**Given exercise**
Scan the records and identify every line in which the string "JSON" occurs, then return those lines.

**Provided data**
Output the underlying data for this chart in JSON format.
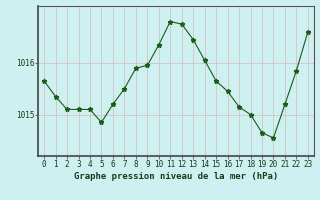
{
  "x": [
    0,
    1,
    2,
    3,
    4,
    5,
    6,
    7,
    8,
    9,
    10,
    11,
    12,
    13,
    14,
    15,
    16,
    17,
    18,
    19,
    20,
    21,
    22,
    23
  ],
  "y": [
    1015.65,
    1015.35,
    1015.1,
    1015.1,
    1015.1,
    1014.85,
    1015.2,
    1015.5,
    1015.9,
    1015.95,
    1016.35,
    1016.8,
    1016.75,
    1016.45,
    1016.05,
    1015.65,
    1015.45,
    1015.15,
    1015.0,
    1014.65,
    1014.55,
    1015.2,
    1015.85,
    1016.6
  ],
  "line_color": "#1a5c1a",
  "marker": "*",
  "marker_size": 3.5,
  "background_color": "#cff0f0",
  "grid_color": "#b8b0b0",
  "xlabel": "Graphe pression niveau de la mer (hPa)",
  "xlabel_fontsize": 6.5,
  "tick_fontsize": 5.5,
  "ytick_labels": [
    "1015",
    "1016"
  ],
  "ylim": [
    1014.2,
    1017.1
  ],
  "xlim": [
    -0.5,
    23.5
  ],
  "yticks": [
    1015,
    1016
  ],
  "xticks": [
    0,
    1,
    2,
    3,
    4,
    5,
    6,
    7,
    8,
    9,
    10,
    11,
    12,
    13,
    14,
    15,
    16,
    17,
    18,
    19,
    20,
    21,
    22,
    23
  ]
}
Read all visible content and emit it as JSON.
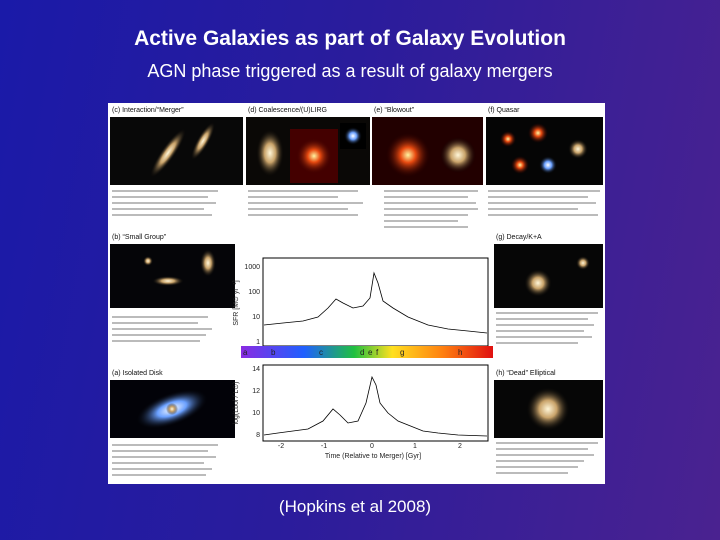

**Response below**
Output the underlying data for this chart in JSON format.
Read all visible content and emit it as JSON.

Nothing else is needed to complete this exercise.